Filter the records for lines holding the string "plus".

### Stored data:
========

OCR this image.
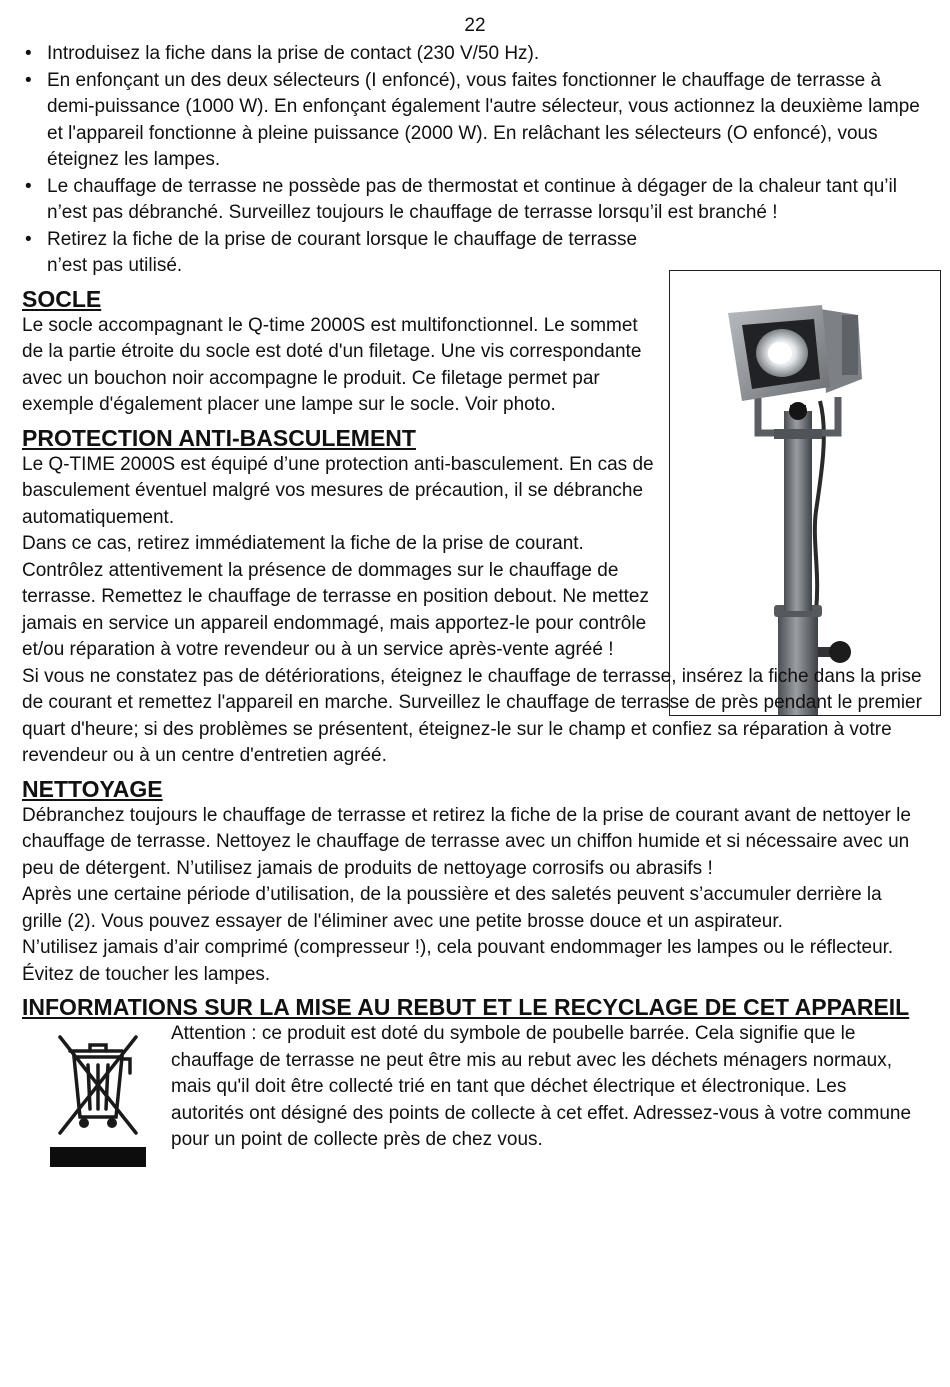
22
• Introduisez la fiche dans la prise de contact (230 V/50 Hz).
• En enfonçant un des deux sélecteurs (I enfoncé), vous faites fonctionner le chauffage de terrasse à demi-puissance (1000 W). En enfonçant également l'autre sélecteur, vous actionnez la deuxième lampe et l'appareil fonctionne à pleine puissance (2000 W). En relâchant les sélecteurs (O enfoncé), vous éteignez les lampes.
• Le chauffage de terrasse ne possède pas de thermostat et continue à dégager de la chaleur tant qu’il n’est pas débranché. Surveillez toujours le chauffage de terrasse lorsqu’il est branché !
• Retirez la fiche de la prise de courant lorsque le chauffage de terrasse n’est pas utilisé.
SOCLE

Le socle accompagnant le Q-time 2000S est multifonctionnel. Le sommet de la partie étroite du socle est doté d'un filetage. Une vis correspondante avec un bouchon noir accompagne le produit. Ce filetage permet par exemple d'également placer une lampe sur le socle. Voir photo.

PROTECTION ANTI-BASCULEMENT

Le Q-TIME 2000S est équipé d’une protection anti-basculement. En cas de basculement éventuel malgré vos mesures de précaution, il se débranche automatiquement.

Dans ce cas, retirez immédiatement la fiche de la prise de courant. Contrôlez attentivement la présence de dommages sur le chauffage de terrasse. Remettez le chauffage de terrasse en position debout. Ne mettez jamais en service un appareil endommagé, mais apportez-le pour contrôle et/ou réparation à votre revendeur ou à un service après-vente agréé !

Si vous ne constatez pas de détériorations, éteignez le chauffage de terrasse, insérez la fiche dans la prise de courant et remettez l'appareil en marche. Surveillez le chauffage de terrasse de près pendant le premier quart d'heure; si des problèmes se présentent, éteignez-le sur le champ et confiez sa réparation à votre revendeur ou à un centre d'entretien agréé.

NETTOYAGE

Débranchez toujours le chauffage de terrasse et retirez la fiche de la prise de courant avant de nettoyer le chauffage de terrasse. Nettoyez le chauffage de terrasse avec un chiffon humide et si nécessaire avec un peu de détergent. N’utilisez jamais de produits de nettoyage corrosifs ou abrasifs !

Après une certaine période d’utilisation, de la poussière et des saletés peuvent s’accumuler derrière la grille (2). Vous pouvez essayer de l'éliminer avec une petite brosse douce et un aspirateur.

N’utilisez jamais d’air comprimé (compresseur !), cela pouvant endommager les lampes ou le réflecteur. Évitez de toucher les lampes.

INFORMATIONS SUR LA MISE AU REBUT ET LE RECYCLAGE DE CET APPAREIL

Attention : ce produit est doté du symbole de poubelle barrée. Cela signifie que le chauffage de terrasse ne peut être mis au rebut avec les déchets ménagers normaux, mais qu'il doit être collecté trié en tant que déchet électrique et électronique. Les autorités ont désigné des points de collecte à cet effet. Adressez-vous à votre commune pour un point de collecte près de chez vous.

========

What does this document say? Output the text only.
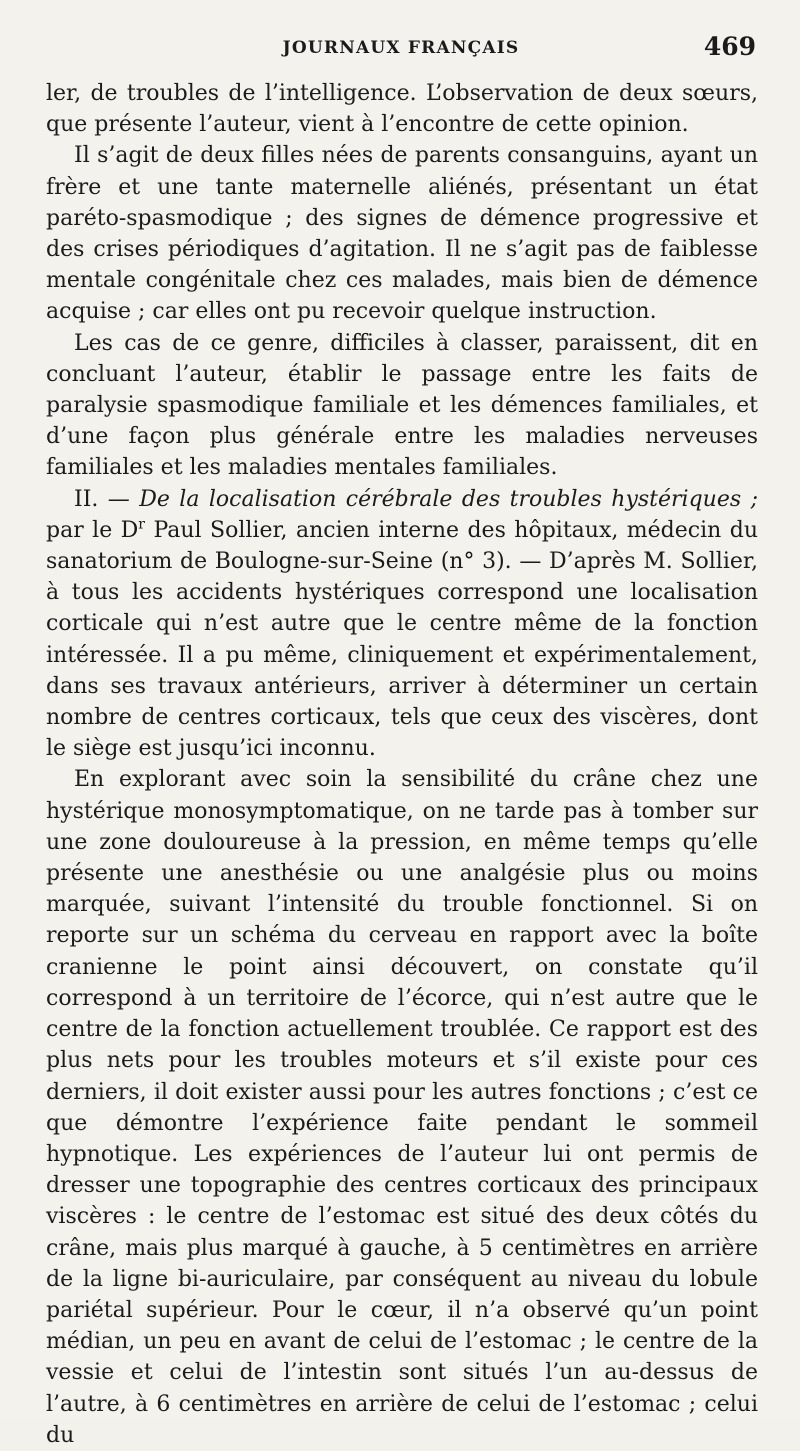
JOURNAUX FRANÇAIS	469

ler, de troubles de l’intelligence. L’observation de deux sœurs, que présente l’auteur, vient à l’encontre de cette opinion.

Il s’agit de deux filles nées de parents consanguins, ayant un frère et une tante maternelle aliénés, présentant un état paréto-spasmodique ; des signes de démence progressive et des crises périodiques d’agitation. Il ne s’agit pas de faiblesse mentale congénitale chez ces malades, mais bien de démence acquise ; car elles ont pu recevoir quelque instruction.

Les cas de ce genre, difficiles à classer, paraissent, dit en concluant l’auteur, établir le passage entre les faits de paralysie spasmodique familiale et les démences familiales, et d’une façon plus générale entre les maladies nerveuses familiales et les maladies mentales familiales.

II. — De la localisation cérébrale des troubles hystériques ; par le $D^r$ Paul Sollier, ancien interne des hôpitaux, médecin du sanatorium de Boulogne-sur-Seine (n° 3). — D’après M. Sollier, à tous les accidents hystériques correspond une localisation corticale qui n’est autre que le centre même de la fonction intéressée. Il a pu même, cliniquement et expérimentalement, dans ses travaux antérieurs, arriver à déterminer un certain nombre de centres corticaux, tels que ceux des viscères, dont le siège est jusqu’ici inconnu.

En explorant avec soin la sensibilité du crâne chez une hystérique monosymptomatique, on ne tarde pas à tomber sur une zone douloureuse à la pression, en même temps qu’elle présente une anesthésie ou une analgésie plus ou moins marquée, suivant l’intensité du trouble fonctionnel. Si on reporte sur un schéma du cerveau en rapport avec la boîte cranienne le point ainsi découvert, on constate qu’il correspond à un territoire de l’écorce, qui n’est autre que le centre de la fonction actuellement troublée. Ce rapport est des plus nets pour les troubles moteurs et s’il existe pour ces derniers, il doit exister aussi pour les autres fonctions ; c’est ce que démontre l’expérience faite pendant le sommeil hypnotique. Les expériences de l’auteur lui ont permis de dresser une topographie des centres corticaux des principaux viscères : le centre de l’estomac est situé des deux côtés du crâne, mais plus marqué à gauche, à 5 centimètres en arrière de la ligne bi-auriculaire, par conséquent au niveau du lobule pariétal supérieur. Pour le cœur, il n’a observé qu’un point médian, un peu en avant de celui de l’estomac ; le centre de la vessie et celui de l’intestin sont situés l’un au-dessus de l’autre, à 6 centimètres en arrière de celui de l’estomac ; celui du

========

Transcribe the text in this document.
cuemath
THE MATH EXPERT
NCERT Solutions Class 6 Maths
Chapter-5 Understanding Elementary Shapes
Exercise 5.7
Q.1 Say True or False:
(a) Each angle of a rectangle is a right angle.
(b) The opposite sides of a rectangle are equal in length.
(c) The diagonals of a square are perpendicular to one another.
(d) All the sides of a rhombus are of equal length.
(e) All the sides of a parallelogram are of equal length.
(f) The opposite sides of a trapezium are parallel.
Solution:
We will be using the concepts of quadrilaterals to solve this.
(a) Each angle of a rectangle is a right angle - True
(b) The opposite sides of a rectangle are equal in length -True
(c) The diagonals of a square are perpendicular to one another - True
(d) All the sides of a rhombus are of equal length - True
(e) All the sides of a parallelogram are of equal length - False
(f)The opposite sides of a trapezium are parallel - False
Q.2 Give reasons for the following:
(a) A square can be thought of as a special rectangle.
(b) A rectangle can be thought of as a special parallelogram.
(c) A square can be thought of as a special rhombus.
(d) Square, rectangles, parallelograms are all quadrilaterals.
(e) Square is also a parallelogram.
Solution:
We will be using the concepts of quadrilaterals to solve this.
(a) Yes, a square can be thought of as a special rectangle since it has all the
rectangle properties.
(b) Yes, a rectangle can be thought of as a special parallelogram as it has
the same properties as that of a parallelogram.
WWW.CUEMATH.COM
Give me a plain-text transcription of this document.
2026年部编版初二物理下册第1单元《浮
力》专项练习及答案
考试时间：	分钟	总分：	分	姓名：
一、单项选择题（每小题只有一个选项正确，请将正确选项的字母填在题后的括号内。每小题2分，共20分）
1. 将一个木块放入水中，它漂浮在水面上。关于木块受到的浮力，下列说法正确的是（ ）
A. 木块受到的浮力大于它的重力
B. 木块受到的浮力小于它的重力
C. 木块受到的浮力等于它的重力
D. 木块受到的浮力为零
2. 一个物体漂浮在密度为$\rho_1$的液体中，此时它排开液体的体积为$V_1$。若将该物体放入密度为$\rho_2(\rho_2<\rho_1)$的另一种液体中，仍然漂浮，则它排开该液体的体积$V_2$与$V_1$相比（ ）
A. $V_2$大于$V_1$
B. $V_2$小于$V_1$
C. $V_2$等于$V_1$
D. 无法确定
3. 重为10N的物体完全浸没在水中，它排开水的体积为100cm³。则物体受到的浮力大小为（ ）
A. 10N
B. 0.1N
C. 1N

========

### Full response:
Les cas de ce genre, difficiles à classer, paraissent, dit en concluant l’auteur, établir le passage entre les faits de paralysie spasmodique familiale et les démences familiales, et d’une façon plus générale entre les maladies nerveuses familiales et les maladies mentales familiales.
En explorant avec soin la sensibilité du crâne chez une hystérique monosymptomatique, on ne tarde pas à tomber sur une zone douloureuse à la pression, en même temps qu’elle présente une anesthésie ou une analgésie plus ou moins marquée, suivant l’intensité du trouble fonctionnel. Si on reporte sur un schéma du cerveau en rapport avec la boîte cranienne le point ainsi découvert, on constate qu’il correspond à un territoire de l’écorce, qui n’est autre que le centre de la fonction actuellement troublée. Ce rapport est des plus nets pour les troubles moteurs et s’il existe pour ces derniers, il doit exister aussi pour les autres fonctions ; c’est ce que démontre l’expérience faite pendant le sommeil hypnotique. Les expériences de l’auteur lui ont permis de dresser une topographie des centres corticaux des principaux viscères : le centre de l’estomac est situé des deux côtés du crâne, mais plus marqué à gauche, à 5 centimètres en arrière de la ligne bi-auriculaire, par conséquent au niveau du lobule pariétal supérieur. Pour le cœur, il n’a observé qu’un point médian, un peu en avant de celui de l’estomac ; le centre de la vessie et celui de l’intestin sont situés l’un au-dessus de l’autre, à 6 centimètres en arrière de celui de l’estomac ; celui du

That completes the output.